** begin RECORDED INFORMATION **

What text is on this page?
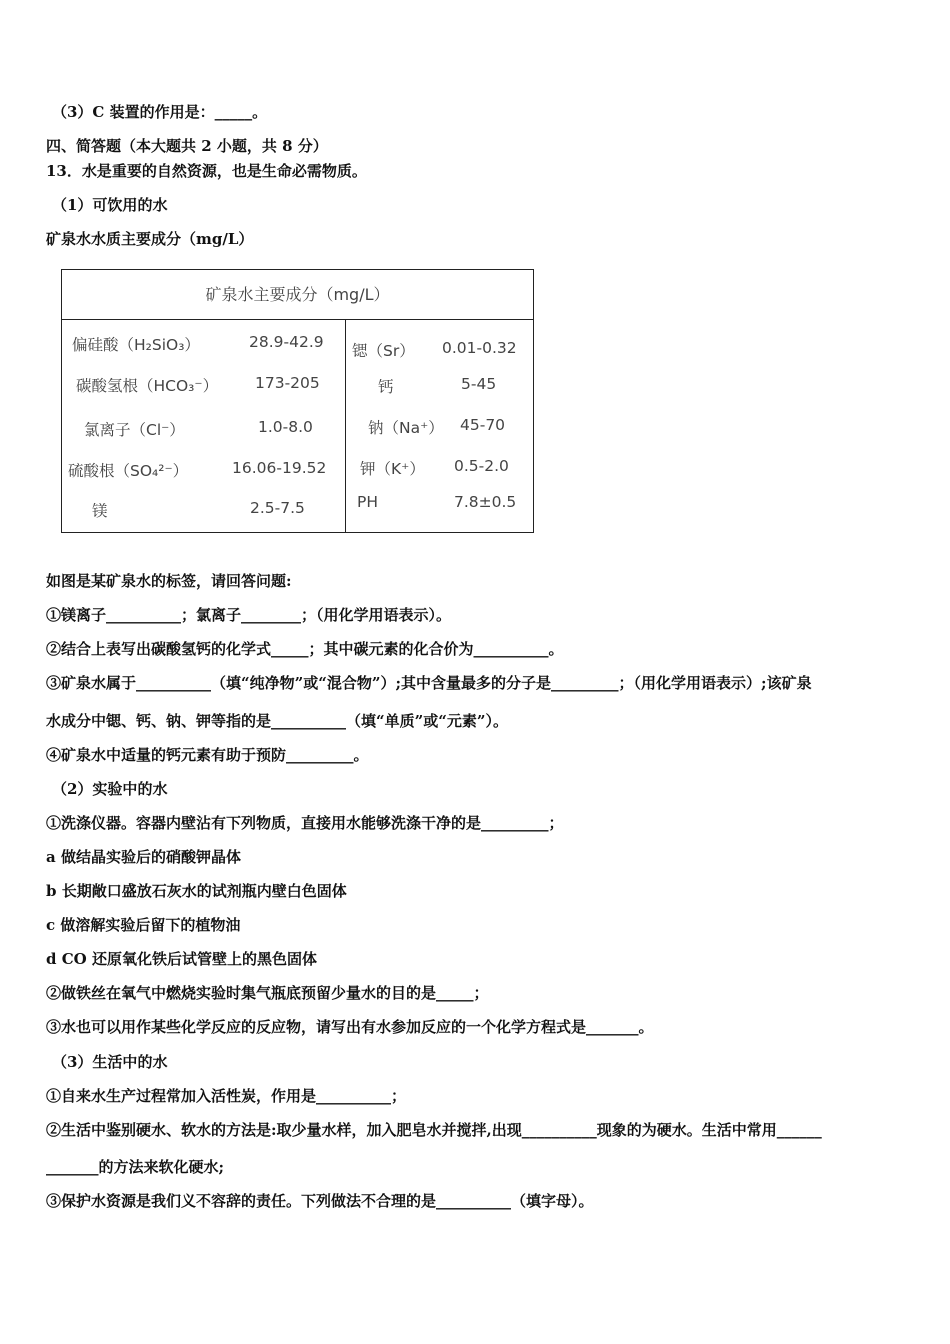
（3）C 装置的作用是：_____。
四、简答题（本大题共 2 小题，共 8 分）
13．水是重要的自然资源，也是生命必需物质。
（1）可饮用的水
矿泉水水质主要成分（mg/L）
矿泉水主要成分（mg/L）
偏硅酸（H₂SiO₃）	28.9-42.9
碳酸氢根（HCO₃⁻） 173-205
氯离子（Cl⁻）	1.0-8.0
硫酸根（SO₄²⁻）	16.06-19.52
镁	2.5-7.5
锶（Sr） 0.01-0.32
钙	5-45
钠（Na⁺） 45-70
钾（K⁺） 0.5-2.0
PH	7.8±0.5
如图是某矿泉水的标签，请回答问题:
①镁离子__________；氯离子________；（用化学用语表示）。
②结合上表写出碳酸氢钙的化学式_____；其中碳元素的化合价为__________。
③矿泉水属于__________（填“纯净物”或“混合物”）;其中含量最多的分子是_________；（用化学用语表示）;该矿泉
水成分中锶、钙、钠、钾等指的是__________（填“单质”或“元素”）。
④矿泉水中适量的钙元素有助于预防_________。
（2）实验中的水
①洗涤仪器。容器内壁沾有下列物质，直接用水能够洗涤干净的是_________；
a 做结晶实验后的硝酸钾晶体
b 长期敞口盛放石灰水的试剂瓶内壁白色固体
c 做溶解实验后留下的植物油
d CO 还原氧化铁后试管壁上的黑色固体
②做铁丝在氧气中燃烧实验时集气瓶底预留少量水的目的是_____；
③水也可以用作某些化学反应的反应物，请写出有水参加反应的一个化学方程式是_______。
（3）生活中的水
①自来水生产过程常加入活性炭，作用是__________；
②生活中鉴别硬水、软水的方法是:取少量水样，加入肥皂水并搅拌,出现__________现象的为硬水。生活中常用______
_______的方法来软化硬水;
③保护水资源是我们义不容辞的责任。下列做法不合理的是__________（填字母）。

** end RECORDED INFORMATION **

**STATED TASK:** Return the material exactly as given, apart from the pictures.

**FULL SOLUTION:**
What text is on this page?
（3）C 装置的作用是：_____。
四、简答题（本大题共 2 小题，共 8 分）
13．水是重要的自然资源，也是生命必需物质。
（1）可饮用的水
矿泉水水质主要成分（mg/L）
矿泉水主要成分（mg/L）
偏硅酸（H₂SiO₃）	28.9-42.9
碳酸氢根（HCO₃⁻） 173-205
氯离子（Cl⁻）	1.0-8.0
硫酸根（SO₄²⁻）	16.06-19.52
镁	2.5-7.5
锶（Sr） 0.01-0.32
钙	5-45
钠（Na⁺） 45-70
钾（K⁺） 0.5-2.0
PH	7.8±0.5
如图是某矿泉水的标签，请回答问题:
①镁离子__________；氯离子________；（用化学用语表示）。
②结合上表写出碳酸氢钙的化学式_____；其中碳元素的化合价为__________。
③矿泉水属于__________（填“纯净物”或“混合物”）;其中含量最多的分子是_________；（用化学用语表示）;该矿泉
水成分中锶、钙、钠、钾等指的是__________（填“单质”或“元素”）。
④矿泉水中适量的钙元素有助于预防_________。
（2）实验中的水
①洗涤仪器。容器内壁沾有下列物质，直接用水能够洗涤干净的是_________；
a 做结晶实验后的硝酸钾晶体
b 长期敞口盛放石灰水的试剂瓶内壁白色固体
c 做溶解实验后留下的植物油
d CO 还原氧化铁后试管壁上的黑色固体
②做铁丝在氧气中燃烧实验时集气瓶底预留少量水的目的是_____；
③水也可以用作某些化学反应的反应物，请写出有水参加反应的一个化学方程式是_______。
（3）生活中的水
①自来水生产过程常加入活性炭，作用是__________；
②生活中鉴别硬水、软水的方法是:取少量水样，加入肥皂水并搅拌,出现__________现象的为硬水。生活中常用______
_______的方法来软化硬水;
③保护水资源是我们义不容辞的责任。下列做法不合理的是__________（填字母）。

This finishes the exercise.